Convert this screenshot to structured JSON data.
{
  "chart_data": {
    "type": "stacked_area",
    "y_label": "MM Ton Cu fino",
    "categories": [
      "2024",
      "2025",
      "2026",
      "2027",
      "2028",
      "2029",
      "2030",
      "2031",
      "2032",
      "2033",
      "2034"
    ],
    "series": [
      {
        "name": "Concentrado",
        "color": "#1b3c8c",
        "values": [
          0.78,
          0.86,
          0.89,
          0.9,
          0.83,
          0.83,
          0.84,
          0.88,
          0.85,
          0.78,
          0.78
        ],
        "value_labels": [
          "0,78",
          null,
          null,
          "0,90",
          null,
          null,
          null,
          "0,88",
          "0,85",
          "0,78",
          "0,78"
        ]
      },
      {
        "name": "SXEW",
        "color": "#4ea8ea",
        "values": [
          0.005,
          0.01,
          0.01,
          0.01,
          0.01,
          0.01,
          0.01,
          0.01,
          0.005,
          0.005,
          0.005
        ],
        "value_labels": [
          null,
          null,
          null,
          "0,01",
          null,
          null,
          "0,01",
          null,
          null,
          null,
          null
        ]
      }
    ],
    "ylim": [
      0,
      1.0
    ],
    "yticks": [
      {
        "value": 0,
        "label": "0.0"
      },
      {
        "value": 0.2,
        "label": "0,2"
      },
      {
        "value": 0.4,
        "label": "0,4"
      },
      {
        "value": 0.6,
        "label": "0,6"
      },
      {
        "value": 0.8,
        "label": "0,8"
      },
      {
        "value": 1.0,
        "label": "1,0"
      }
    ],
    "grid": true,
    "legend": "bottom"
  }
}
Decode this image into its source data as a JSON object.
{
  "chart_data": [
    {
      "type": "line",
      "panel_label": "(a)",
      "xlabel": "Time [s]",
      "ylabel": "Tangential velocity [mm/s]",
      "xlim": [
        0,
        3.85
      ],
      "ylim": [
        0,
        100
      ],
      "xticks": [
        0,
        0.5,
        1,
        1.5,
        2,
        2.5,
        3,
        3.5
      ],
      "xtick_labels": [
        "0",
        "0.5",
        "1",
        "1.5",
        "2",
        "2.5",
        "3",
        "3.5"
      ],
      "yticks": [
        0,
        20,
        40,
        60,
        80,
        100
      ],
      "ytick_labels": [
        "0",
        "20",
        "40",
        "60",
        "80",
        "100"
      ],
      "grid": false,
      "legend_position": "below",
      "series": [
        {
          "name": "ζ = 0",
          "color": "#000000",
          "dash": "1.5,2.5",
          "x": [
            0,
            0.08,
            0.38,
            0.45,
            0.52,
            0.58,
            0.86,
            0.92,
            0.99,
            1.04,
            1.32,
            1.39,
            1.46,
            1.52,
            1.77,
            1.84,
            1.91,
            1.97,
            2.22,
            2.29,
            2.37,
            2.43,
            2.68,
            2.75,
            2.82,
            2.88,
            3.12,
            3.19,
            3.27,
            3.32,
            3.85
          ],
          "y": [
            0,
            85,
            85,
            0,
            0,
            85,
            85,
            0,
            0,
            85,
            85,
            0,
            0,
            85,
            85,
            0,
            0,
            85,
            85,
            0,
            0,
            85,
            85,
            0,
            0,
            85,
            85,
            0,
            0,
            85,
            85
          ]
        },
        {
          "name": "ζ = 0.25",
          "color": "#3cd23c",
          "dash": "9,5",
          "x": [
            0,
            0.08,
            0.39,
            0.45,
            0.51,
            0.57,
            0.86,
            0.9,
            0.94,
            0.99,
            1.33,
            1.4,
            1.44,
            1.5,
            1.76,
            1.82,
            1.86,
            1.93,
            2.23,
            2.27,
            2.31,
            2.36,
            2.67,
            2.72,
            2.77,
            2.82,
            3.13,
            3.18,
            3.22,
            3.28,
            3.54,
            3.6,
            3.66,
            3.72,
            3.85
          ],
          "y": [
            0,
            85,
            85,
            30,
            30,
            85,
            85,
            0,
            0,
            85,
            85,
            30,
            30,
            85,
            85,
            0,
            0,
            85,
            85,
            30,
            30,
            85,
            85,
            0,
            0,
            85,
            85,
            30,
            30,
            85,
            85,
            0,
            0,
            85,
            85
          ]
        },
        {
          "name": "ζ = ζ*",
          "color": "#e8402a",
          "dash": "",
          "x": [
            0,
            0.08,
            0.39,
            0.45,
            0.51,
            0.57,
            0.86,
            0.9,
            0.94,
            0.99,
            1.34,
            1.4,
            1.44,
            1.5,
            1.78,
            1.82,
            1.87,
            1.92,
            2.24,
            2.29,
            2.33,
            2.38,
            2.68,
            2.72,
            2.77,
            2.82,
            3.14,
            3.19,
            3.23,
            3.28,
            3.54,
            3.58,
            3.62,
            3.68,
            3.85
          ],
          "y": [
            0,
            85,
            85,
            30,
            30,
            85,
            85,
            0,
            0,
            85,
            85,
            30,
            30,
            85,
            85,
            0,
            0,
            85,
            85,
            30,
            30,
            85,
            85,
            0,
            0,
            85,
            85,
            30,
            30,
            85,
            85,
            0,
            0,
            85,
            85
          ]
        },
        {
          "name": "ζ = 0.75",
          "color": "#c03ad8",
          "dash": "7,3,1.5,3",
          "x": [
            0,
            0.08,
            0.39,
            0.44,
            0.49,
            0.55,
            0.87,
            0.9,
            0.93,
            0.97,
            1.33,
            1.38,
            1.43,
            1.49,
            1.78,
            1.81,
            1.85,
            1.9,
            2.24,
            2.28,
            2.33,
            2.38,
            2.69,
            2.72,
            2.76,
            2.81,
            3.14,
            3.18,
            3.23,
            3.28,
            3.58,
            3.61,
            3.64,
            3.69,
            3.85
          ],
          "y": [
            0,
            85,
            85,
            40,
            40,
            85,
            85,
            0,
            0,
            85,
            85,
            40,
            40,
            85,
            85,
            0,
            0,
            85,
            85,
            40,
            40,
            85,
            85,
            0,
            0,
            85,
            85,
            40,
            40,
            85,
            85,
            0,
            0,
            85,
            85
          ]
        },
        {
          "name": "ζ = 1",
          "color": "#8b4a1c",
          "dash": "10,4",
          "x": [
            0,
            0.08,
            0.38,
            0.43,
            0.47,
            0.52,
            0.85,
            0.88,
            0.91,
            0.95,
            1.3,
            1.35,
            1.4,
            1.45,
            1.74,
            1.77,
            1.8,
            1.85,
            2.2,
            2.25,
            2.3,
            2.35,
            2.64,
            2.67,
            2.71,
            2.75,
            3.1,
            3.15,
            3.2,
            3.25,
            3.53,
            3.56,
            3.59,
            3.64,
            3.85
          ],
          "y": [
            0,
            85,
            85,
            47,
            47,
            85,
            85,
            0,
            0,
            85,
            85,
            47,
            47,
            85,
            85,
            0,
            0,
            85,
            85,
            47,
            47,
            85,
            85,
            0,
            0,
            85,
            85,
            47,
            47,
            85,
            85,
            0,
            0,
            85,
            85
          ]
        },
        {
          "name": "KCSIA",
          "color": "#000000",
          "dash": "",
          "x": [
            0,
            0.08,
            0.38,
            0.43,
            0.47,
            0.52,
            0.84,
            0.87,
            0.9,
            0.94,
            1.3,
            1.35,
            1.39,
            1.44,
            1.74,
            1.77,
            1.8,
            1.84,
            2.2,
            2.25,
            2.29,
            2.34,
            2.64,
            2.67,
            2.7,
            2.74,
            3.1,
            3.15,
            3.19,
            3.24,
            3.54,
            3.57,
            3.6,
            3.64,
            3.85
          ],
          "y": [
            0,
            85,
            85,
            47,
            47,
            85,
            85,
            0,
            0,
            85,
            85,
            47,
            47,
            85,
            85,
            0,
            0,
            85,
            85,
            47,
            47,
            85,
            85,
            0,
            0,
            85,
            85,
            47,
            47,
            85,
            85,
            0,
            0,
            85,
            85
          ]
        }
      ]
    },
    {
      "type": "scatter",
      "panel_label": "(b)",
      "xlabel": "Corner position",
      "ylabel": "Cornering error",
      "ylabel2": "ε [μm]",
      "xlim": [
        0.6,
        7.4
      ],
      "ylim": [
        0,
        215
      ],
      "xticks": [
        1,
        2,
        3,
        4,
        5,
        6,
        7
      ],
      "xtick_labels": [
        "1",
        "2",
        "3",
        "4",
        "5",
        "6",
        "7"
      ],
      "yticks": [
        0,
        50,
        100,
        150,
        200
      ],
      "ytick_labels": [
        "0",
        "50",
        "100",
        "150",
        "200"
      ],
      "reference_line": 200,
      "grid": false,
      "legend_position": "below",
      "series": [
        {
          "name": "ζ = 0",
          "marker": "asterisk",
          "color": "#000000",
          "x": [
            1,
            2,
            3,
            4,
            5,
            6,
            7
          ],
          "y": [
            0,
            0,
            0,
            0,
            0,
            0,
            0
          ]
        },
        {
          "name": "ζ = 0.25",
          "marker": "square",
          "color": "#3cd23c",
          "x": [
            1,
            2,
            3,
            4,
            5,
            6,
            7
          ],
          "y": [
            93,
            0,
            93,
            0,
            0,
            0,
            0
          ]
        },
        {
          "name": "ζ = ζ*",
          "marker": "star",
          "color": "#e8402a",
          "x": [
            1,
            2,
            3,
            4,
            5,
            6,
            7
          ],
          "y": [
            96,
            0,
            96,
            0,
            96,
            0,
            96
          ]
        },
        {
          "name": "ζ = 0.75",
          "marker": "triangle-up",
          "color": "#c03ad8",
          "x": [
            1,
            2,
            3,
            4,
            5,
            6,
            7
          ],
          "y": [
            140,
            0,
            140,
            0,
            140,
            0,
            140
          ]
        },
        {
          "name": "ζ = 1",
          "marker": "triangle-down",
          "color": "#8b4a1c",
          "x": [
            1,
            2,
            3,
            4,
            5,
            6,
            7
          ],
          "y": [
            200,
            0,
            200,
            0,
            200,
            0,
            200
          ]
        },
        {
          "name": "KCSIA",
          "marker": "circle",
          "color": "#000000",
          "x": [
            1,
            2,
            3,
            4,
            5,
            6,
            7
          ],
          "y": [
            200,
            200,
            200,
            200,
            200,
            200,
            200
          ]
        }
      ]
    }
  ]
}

• • • • •

▶ Work required: Find the word "xlabel" in the material, then list each line that holds it.

▶ Response below:
      "xlabel": "Time [s]",
      "xlabel": "Corner position",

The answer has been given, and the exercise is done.